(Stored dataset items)
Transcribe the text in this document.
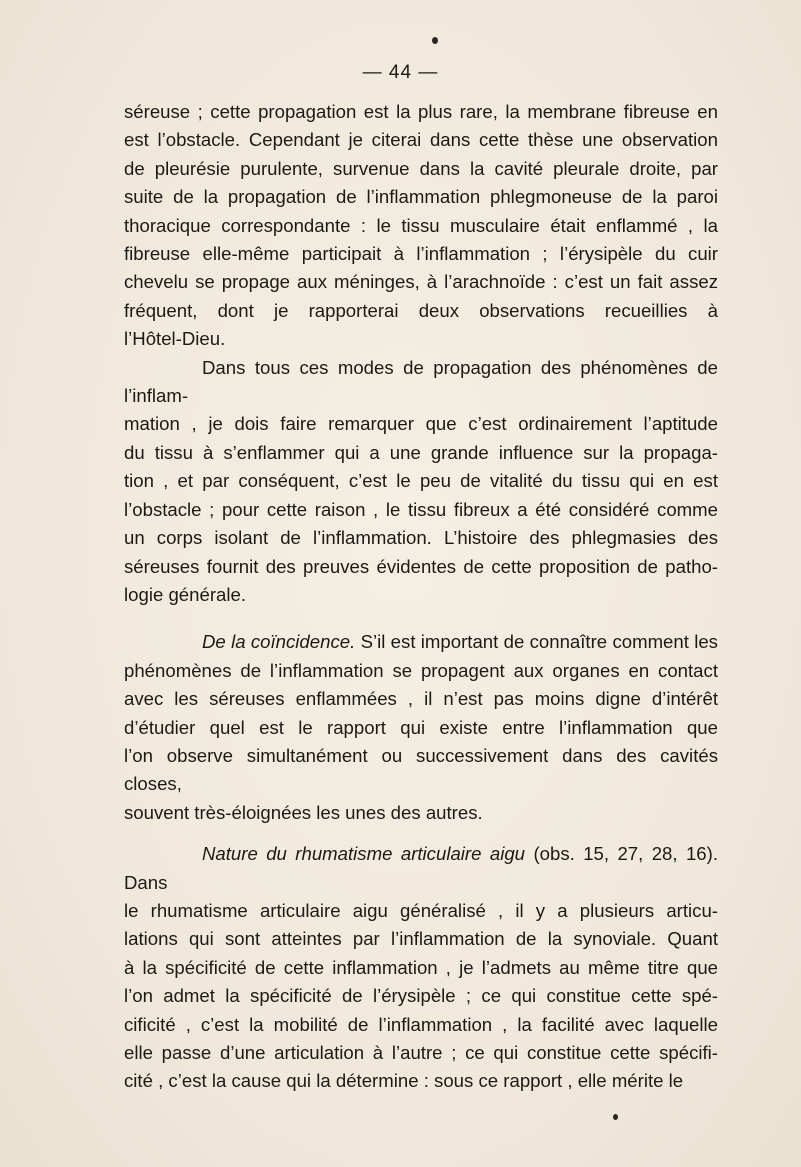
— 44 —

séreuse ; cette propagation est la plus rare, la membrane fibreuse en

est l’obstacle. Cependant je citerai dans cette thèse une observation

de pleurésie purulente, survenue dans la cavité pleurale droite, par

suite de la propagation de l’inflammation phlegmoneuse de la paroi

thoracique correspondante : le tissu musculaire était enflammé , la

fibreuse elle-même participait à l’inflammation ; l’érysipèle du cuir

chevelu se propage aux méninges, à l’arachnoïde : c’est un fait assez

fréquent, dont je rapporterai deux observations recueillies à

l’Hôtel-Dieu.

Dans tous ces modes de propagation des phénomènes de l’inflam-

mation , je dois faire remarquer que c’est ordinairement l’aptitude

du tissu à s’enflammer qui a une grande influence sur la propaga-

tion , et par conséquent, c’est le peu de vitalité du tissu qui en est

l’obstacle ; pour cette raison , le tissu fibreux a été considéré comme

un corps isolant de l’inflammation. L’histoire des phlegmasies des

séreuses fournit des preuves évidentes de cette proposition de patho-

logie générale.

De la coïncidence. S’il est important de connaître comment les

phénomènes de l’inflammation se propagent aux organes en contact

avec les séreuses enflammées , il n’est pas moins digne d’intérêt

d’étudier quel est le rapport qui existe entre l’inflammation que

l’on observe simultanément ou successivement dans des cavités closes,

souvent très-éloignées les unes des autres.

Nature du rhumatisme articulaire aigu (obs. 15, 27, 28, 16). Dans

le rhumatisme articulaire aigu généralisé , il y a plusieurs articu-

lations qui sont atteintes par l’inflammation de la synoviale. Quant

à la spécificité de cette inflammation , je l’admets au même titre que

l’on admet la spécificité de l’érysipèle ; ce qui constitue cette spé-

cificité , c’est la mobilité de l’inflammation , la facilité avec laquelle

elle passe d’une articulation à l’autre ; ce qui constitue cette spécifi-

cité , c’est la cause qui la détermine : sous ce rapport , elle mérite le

* * *

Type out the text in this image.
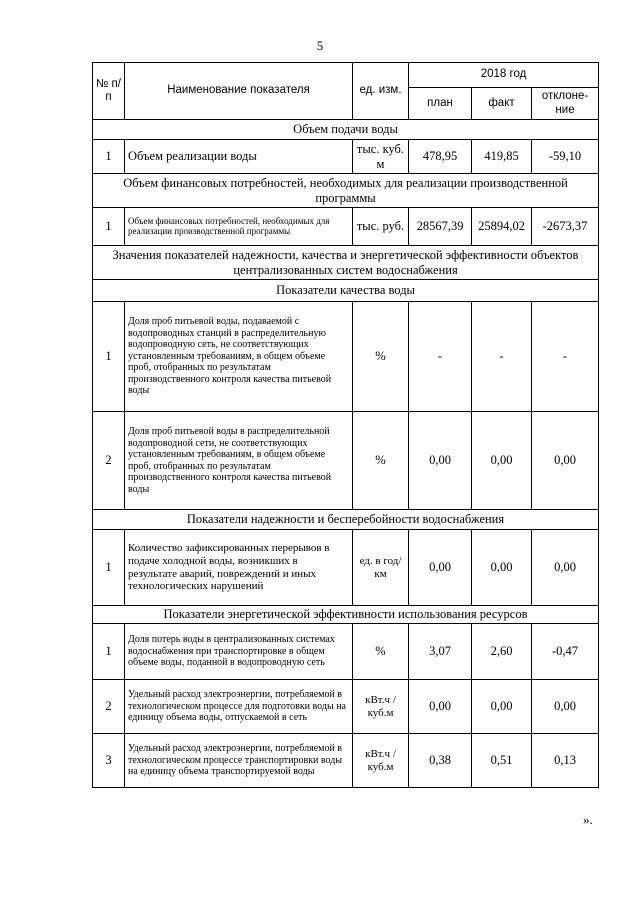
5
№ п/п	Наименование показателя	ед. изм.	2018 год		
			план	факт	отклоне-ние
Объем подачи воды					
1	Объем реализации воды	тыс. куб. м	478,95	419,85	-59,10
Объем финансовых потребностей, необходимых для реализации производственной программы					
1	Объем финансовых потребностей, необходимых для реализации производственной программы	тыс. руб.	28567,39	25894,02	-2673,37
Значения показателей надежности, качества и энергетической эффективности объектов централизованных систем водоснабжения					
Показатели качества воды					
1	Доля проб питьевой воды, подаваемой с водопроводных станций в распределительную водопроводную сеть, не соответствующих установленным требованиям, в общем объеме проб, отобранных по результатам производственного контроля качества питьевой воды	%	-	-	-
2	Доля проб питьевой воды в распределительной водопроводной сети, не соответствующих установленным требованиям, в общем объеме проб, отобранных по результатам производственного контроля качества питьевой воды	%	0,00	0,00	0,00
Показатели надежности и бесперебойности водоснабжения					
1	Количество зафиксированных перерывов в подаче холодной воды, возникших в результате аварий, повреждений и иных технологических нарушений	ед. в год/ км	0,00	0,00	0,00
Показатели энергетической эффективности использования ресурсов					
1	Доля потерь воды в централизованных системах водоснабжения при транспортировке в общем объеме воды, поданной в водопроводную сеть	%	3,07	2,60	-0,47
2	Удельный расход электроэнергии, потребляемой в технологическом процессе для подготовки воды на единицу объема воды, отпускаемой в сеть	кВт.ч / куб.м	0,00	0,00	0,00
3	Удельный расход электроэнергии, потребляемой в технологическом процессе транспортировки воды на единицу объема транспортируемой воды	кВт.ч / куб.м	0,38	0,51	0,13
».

--

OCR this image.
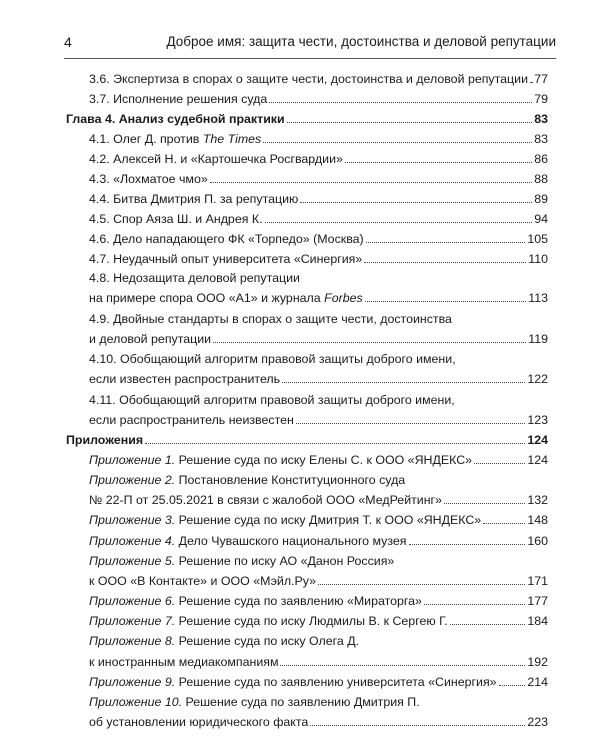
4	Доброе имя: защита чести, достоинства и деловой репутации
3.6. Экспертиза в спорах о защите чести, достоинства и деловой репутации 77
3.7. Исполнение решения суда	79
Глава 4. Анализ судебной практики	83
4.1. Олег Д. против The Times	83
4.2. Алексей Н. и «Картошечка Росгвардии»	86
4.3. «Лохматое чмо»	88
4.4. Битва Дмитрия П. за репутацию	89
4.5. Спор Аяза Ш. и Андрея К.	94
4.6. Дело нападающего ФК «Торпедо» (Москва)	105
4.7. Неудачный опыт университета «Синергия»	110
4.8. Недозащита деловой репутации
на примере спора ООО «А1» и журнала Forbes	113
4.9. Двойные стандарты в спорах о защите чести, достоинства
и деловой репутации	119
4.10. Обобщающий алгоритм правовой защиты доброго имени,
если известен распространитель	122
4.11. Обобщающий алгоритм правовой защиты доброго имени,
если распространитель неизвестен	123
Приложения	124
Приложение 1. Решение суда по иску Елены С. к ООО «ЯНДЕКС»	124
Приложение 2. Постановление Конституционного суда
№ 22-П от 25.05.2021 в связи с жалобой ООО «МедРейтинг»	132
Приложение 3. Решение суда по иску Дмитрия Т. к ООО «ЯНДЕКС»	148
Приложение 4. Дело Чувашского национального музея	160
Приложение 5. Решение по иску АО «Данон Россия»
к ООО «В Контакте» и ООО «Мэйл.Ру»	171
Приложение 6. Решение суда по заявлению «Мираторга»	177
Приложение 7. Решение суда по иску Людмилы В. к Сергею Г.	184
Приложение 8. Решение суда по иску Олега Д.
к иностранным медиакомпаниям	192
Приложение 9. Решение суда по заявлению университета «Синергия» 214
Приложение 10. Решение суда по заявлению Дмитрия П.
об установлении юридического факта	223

◆ Exercise brief
Pull out all lines from the entries above in which the word "объеме" appears.

◆ Written solution
1	Доля проб питьевой воды, подаваемой с водопроводных станций в распределительную водопроводную сеть, не соответствующих установленным требованиям, в общем объеме проб, отобранных по результатам производственного контроля качества питьевой воды	%	-	-	-
2	Доля проб питьевой воды в распределительной водопроводной сети, не соответствующих установленным требованиям, в общем объеме проб, отобранных по результатам производственного контроля качества питьевой воды	%	0,00	0,00	0,00
1	Доля потерь воды в централизованных системах водоснабжения при транспортировке в общем объеме воды, поданной в водопроводную сеть	%	3,07	2,60	-0,47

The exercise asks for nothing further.